**** TASK INPUT ****
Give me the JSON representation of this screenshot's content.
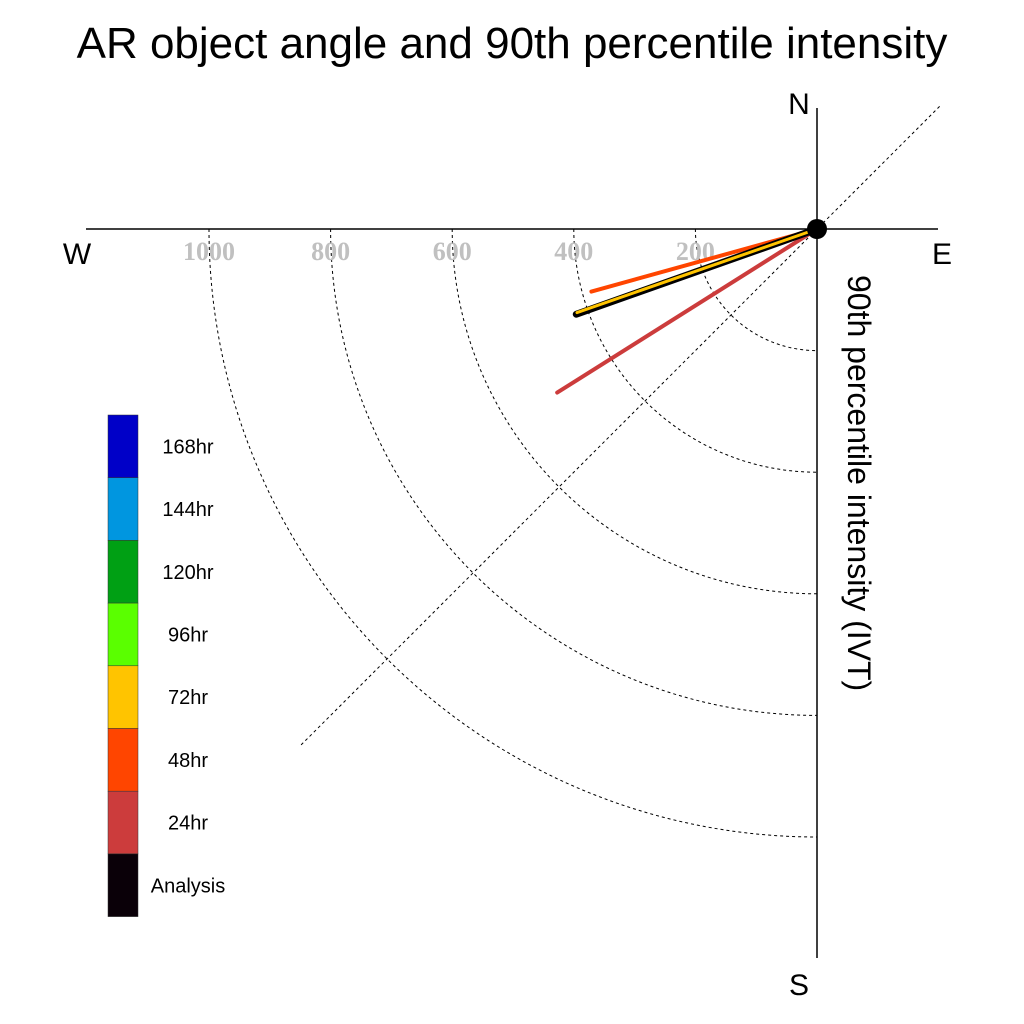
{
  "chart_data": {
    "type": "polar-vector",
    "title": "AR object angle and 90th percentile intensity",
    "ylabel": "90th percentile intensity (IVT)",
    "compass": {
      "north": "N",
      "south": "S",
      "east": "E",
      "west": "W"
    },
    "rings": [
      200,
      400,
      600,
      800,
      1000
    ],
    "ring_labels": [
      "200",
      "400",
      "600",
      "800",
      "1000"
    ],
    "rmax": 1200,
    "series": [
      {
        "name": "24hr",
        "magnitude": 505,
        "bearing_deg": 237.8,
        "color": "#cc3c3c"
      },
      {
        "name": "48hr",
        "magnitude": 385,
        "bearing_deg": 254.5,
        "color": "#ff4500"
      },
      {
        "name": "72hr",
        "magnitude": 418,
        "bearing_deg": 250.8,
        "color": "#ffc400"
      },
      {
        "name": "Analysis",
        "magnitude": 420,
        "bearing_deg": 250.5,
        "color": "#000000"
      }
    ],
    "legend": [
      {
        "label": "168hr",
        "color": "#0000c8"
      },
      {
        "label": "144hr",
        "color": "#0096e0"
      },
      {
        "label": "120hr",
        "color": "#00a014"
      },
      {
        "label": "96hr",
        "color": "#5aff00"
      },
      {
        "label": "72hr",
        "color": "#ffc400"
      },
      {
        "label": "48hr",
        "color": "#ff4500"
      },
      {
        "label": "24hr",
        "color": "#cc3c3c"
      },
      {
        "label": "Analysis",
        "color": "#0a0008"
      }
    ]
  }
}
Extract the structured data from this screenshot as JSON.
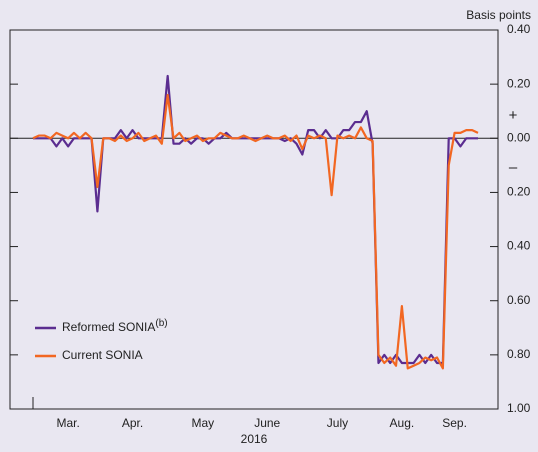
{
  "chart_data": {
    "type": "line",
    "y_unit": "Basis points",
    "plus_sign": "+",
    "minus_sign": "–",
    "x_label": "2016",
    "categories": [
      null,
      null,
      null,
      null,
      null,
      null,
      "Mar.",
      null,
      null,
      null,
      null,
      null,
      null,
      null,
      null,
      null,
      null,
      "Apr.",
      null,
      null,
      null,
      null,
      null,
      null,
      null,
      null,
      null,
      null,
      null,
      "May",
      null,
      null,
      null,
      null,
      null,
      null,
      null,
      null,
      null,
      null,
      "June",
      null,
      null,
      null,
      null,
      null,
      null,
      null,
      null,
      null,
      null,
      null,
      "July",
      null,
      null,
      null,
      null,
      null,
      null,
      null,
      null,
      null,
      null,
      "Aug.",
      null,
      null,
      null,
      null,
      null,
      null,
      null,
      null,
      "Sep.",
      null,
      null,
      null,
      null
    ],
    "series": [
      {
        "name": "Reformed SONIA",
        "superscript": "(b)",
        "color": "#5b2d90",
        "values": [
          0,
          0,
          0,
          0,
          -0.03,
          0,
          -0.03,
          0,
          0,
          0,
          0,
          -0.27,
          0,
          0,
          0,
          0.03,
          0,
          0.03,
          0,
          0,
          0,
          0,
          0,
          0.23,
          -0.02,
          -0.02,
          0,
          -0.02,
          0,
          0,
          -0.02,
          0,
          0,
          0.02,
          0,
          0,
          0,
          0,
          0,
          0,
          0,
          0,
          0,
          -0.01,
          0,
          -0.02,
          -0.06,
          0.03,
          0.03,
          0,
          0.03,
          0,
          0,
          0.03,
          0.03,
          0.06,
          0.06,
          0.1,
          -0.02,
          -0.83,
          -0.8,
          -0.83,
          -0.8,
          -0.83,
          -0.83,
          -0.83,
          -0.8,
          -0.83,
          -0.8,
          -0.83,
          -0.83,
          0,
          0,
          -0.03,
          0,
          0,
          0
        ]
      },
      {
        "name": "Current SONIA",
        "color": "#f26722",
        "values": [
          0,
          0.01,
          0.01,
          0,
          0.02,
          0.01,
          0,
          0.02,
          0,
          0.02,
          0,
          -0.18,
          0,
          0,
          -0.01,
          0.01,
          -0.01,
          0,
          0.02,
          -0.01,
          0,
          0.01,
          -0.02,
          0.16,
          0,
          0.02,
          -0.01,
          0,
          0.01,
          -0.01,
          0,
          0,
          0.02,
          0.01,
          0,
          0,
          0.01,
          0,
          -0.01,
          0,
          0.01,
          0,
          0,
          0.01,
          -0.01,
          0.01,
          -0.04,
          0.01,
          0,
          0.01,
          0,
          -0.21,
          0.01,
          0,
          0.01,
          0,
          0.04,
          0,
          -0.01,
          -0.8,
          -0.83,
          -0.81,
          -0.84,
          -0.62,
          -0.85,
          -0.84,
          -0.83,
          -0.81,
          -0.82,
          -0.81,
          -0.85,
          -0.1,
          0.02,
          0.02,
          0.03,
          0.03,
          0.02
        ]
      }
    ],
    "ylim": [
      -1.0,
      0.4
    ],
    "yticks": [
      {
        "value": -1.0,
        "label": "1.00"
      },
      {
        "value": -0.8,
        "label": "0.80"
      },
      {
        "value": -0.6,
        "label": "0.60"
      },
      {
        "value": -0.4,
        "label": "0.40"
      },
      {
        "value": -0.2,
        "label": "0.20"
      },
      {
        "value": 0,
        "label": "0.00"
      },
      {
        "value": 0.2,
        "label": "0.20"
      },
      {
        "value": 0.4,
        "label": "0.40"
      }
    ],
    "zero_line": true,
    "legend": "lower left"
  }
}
****
**** TASK INPUT ****
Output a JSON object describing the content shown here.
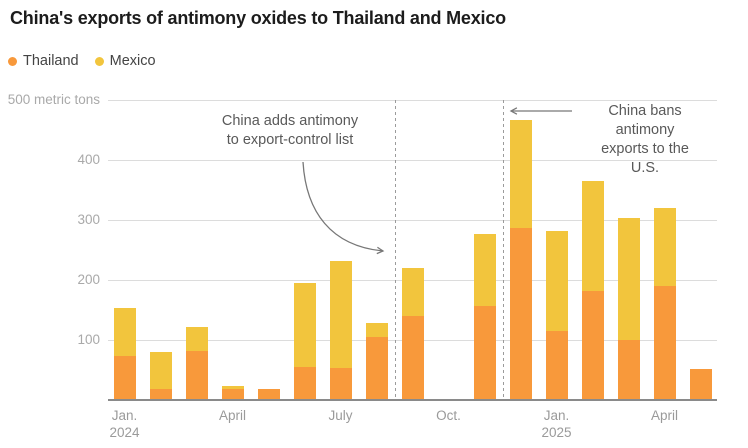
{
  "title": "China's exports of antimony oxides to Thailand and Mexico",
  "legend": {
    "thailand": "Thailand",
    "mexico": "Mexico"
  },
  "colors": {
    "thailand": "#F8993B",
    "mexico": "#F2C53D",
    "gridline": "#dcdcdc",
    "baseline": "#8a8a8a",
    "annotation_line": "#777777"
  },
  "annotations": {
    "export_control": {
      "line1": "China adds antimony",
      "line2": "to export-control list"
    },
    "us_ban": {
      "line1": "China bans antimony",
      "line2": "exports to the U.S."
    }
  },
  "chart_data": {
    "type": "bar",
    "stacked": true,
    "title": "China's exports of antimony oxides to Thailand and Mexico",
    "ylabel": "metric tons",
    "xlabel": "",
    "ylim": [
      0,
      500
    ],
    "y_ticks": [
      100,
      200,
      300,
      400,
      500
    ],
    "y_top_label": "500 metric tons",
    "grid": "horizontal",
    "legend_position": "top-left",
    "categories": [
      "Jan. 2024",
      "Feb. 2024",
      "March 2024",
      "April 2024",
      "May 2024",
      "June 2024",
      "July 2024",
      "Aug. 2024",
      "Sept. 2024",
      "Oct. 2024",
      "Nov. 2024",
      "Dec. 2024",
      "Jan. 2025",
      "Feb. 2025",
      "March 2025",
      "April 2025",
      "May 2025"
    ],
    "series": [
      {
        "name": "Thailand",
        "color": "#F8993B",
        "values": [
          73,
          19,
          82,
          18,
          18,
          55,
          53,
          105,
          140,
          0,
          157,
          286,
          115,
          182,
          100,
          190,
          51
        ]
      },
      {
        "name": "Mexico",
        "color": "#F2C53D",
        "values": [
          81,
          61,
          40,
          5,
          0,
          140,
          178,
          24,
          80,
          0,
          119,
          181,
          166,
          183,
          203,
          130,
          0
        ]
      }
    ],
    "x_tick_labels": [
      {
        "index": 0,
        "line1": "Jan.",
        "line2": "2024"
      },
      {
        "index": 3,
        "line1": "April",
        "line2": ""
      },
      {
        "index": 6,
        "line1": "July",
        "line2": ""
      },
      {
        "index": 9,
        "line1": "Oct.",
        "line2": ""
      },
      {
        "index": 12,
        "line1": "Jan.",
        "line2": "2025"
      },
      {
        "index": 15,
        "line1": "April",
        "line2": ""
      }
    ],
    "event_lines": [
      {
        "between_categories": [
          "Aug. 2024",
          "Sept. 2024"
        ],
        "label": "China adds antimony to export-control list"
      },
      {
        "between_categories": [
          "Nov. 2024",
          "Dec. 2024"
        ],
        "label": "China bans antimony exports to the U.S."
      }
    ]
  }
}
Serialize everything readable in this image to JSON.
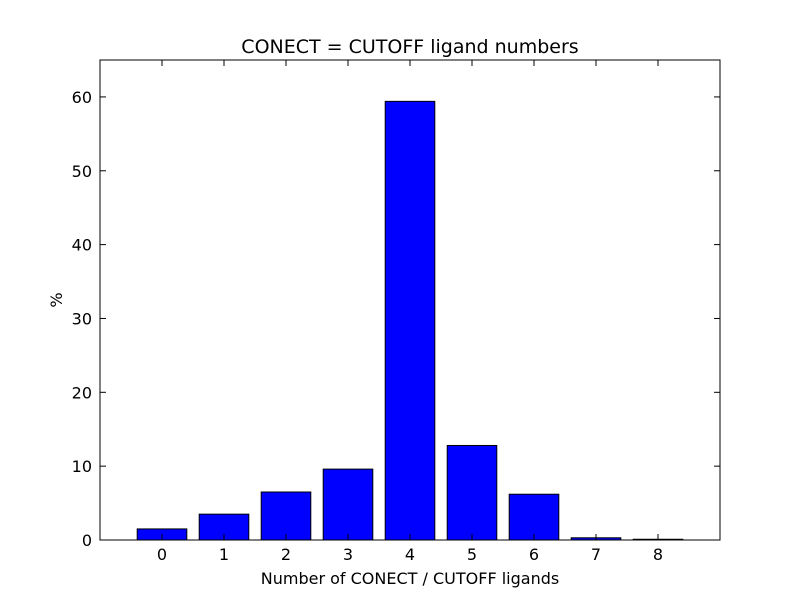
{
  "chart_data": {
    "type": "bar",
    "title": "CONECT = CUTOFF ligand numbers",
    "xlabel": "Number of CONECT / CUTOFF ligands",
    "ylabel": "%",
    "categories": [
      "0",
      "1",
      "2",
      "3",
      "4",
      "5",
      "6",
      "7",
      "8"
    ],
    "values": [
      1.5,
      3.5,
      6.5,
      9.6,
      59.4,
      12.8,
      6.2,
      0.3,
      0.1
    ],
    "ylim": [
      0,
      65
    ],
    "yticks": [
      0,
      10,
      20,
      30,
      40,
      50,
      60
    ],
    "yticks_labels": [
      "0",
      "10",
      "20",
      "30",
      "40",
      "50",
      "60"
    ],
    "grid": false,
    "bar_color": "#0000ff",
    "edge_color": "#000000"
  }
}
****
■ EXERCISE DETAILS:
Search the entries for the string "list" and collect each line that has it.

■ CORRECT OUTPUT:
      "line2": "to export-control list"
        "label": "China adds antimony to export-control list"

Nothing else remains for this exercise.